- [What the task requires]: Set down the material below word for word, excluding the pictures.

- [Collected data]:
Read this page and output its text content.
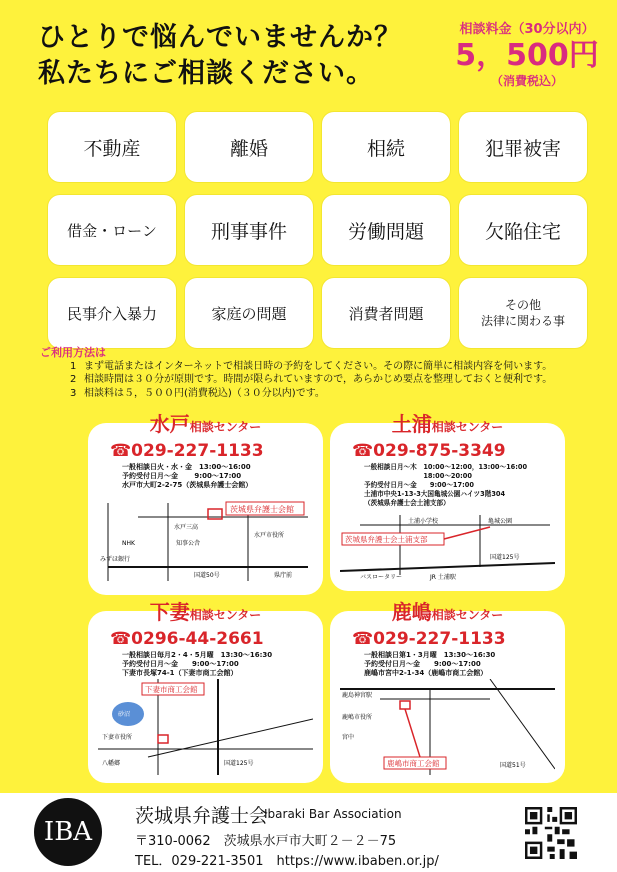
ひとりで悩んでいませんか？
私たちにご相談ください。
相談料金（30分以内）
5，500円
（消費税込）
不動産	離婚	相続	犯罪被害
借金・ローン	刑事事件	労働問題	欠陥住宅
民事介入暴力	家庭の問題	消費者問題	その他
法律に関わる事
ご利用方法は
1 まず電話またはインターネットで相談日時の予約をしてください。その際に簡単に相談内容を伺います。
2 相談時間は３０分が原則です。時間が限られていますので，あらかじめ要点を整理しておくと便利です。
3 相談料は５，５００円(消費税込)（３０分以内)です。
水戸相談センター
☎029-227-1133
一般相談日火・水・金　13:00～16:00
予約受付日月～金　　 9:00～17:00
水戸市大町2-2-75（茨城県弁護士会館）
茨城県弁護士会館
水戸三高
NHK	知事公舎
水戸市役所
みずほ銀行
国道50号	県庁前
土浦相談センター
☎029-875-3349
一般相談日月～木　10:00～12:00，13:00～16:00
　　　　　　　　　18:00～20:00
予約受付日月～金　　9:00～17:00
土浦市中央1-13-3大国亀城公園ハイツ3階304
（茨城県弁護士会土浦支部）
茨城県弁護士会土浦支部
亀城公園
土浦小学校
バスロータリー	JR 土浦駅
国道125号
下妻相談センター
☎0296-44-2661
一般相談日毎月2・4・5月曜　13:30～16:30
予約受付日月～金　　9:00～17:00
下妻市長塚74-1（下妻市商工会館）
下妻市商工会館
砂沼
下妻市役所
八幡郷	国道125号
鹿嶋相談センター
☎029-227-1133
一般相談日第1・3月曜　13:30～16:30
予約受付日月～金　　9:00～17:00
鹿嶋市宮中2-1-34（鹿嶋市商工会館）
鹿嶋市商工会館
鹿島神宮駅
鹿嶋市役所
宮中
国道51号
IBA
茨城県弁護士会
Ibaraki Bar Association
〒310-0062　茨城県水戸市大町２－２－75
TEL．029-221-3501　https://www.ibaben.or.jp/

- [Task response]:
Read this page and output its text content.
ひとりで悩んでいませんか？
私たちにご相談ください。
相談料金（30分以内）
5，500円
（消費税込）
不動産	離婚	相続	犯罪被害
借金・ローン	刑事事件	労働問題	欠陥住宅
民事介入暴力	家庭の問題	消費者問題	その他
法律に関わる事
ご利用方法は
1 まず電話またはインターネットで相談日時の予約をしてください。その際に簡単に相談内容を伺います。
2 相談時間は３０分が原則です。時間が限られていますので，あらかじめ要点を整理しておくと便利です。
3 相談料は５，５００円(消費税込)（３０分以内)です。
水戸相談センター
☎029-227-1133
一般相談日火・水・金　13:00～16:00
予約受付日月～金　　 9:00～17:00
水戸市大町2-2-75（茨城県弁護士会館）
茨城県弁護士会館
水戸三高
NHK	知事公舎
水戸市役所
みずほ銀行
国道50号	県庁前
土浦相談センター
☎029-875-3349
一般相談日月～木　10:00～12:00，13:00～16:00
　　　　　　　　　18:00～20:00
予約受付日月～金　　9:00～17:00
土浦市中央1-13-3大国亀城公園ハイツ3階304
（茨城県弁護士会土浦支部）
茨城県弁護士会土浦支部
亀城公園
土浦小学校
バスロータリー	JR 土浦駅
国道125号
下妻相談センター
☎0296-44-2661
一般相談日毎月2・4・5月曜　13:30～16:30
予約受付日月～金　　9:00～17:00
下妻市長塚74-1（下妻市商工会館）
下妻市商工会館
砂沼
下妻市役所
八幡郷	国道125号
鹿嶋相談センター
☎029-227-1133
一般相談日第1・3月曜　13:30～16:30
予約受付日月～金　　9:00～17:00
鹿嶋市宮中2-1-34（鹿嶋市商工会館）
鹿嶋市商工会館
鹿島神宮駅
鹿嶋市役所
宮中
国道51号
IBA
茨城県弁護士会
Ibaraki Bar Association
〒310-0062　茨城県水戸市大町２－２－75
TEL．029-221-3501　https://www.ibaben.or.jp/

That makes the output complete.